■ THE PROBLEM
Show every line of the records below that contains the word "Kami".

■ SOURCE MATERIAL
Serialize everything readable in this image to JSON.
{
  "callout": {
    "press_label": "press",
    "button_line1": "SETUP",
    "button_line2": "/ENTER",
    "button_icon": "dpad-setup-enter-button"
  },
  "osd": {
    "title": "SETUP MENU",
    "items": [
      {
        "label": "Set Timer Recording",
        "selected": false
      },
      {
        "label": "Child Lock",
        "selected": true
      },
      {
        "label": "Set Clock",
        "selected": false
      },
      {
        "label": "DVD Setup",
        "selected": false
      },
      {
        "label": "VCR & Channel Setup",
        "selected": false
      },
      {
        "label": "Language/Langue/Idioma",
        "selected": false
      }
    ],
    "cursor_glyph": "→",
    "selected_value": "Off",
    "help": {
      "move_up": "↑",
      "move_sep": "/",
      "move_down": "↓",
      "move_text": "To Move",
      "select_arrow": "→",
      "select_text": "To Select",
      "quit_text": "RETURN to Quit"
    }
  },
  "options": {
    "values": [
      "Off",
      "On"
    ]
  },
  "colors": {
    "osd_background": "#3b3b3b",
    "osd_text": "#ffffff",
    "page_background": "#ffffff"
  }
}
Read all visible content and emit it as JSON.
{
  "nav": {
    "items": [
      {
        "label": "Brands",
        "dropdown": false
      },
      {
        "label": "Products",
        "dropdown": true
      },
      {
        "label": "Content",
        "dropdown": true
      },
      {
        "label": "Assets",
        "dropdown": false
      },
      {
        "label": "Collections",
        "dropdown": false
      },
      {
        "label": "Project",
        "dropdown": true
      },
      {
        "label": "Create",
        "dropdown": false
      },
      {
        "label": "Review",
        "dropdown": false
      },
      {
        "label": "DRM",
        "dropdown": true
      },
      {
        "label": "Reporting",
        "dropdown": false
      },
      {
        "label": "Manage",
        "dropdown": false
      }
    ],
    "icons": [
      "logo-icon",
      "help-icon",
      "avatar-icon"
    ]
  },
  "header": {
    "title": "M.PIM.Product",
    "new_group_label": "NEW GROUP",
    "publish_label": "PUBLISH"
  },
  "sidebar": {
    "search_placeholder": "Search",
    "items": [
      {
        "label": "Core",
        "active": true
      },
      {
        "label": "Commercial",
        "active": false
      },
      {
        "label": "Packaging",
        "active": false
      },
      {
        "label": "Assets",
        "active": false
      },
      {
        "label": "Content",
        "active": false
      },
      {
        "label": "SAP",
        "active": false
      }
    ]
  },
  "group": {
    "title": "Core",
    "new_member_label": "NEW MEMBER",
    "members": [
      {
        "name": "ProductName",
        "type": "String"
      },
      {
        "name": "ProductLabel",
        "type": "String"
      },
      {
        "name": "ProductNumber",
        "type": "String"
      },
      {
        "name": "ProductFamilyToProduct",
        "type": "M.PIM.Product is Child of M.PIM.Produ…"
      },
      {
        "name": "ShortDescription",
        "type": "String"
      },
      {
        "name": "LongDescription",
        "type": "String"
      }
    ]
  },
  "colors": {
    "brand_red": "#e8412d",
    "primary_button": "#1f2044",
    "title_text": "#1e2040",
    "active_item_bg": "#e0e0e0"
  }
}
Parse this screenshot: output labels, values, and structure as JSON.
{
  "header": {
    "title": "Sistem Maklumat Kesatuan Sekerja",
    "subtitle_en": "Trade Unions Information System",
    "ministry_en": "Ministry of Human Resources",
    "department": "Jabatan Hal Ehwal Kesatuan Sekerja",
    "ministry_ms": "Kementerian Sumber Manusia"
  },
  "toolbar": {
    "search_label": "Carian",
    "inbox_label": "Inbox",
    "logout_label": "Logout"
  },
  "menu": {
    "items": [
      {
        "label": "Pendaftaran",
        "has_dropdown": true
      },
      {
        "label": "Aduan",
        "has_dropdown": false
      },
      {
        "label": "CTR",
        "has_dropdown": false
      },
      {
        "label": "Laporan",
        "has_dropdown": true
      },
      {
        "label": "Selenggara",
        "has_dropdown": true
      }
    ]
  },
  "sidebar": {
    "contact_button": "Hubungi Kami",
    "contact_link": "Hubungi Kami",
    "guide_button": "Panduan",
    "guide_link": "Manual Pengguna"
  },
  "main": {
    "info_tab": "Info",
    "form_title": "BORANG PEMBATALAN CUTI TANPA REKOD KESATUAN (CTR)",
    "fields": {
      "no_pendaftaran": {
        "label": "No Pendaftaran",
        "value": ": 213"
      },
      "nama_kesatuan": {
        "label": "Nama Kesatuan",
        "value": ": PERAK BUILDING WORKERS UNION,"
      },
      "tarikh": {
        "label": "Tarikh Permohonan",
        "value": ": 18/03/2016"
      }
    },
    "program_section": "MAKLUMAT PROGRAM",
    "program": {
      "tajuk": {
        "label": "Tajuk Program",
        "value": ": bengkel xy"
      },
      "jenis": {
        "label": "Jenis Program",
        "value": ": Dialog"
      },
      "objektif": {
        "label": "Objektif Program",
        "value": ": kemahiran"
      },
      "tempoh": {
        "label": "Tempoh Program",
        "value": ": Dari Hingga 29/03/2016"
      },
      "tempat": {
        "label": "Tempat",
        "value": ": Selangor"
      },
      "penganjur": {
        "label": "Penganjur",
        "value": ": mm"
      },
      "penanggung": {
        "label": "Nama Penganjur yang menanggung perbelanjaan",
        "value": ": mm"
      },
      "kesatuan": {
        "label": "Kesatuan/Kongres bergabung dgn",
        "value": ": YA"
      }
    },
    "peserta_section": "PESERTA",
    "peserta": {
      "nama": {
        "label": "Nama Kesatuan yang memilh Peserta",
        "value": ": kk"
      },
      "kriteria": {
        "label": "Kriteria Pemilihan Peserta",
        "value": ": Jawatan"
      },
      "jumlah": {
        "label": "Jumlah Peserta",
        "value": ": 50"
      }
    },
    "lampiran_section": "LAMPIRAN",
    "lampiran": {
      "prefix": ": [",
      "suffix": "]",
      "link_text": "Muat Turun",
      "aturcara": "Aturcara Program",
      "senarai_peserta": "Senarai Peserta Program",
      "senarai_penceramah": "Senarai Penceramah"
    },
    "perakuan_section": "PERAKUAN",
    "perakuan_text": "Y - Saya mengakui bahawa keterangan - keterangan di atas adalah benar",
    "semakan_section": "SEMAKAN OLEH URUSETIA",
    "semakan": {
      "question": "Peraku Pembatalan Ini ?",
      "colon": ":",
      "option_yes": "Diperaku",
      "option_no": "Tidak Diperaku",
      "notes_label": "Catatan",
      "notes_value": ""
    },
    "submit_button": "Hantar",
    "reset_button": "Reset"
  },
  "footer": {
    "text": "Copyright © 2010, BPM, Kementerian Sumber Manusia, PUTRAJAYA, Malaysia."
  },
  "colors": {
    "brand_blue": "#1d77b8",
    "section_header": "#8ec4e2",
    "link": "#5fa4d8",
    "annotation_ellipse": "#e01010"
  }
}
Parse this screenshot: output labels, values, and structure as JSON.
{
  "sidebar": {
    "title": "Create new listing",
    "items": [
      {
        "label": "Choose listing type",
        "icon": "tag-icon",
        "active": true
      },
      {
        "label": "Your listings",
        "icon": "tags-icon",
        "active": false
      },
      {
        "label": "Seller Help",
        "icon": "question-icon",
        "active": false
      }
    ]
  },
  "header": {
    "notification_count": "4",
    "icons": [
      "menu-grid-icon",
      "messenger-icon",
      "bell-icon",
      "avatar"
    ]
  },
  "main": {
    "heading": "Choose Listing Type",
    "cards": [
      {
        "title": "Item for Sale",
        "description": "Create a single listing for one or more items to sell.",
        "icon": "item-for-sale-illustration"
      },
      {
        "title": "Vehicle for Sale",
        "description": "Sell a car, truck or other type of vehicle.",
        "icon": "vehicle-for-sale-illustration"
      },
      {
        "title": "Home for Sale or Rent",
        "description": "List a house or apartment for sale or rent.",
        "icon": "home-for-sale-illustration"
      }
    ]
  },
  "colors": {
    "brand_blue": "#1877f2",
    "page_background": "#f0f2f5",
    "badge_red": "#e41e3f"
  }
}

■ SOLVED PROBLEM
    "contact_button": "Hubungi Kami",
    "contact_link": "Hubungi Kami",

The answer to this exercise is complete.